Your instructions:
Among the records below, find each line that includes the string "Pinacoteca" and copy it.

Record excerpts:

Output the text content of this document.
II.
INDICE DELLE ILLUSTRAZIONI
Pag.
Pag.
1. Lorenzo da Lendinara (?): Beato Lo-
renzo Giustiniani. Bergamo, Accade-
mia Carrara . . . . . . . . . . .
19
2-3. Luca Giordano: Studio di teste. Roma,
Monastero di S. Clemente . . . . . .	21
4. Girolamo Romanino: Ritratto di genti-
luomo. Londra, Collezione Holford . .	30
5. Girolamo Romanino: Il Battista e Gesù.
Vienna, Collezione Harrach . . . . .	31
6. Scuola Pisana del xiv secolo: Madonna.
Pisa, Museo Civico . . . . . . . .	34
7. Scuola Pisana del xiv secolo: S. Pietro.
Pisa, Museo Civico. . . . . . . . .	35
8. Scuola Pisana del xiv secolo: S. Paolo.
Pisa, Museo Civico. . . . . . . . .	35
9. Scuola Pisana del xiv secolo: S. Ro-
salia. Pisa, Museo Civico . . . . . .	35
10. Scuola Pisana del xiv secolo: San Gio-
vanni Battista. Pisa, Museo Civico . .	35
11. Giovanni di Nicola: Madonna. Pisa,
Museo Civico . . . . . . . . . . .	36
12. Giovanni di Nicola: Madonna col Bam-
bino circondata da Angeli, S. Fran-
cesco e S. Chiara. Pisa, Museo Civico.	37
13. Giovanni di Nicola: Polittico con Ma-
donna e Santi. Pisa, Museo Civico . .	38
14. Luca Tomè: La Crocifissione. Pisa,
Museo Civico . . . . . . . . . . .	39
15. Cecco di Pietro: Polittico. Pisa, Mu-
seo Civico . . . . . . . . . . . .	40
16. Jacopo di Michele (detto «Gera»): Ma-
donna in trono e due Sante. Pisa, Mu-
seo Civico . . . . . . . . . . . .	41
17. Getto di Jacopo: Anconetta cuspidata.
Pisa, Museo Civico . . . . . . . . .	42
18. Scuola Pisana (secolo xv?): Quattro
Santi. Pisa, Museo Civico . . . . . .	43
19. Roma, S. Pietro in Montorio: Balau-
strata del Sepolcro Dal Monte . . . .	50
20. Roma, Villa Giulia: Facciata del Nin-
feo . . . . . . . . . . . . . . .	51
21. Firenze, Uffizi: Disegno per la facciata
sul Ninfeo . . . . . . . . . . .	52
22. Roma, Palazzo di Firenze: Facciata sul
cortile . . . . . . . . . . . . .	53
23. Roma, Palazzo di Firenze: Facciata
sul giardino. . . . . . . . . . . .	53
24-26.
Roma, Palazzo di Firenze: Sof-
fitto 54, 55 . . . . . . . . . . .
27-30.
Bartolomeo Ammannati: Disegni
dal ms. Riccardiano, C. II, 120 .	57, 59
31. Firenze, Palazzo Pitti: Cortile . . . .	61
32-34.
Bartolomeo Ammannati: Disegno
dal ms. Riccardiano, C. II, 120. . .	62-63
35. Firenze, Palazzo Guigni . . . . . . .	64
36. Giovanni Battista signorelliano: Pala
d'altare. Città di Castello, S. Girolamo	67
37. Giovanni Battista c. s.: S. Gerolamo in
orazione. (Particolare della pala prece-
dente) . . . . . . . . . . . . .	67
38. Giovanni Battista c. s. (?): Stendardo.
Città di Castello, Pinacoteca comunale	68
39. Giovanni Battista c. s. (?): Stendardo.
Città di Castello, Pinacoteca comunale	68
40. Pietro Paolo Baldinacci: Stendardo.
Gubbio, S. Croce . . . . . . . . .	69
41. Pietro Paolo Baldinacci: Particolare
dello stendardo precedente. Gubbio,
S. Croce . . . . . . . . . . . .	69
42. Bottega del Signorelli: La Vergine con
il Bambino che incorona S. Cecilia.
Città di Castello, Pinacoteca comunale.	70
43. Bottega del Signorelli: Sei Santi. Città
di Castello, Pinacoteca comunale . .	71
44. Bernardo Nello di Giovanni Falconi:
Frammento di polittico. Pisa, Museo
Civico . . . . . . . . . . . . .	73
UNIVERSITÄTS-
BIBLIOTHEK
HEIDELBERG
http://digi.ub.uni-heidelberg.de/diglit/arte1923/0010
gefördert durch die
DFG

Result of the task:
Città di Castello, Pinacoteca comunale	68
Città di Castello, Pinacoteca comunale	68
Città di Castello, Pinacoteca comunale.	70
di Castello, Pinacoteca comunale . .	71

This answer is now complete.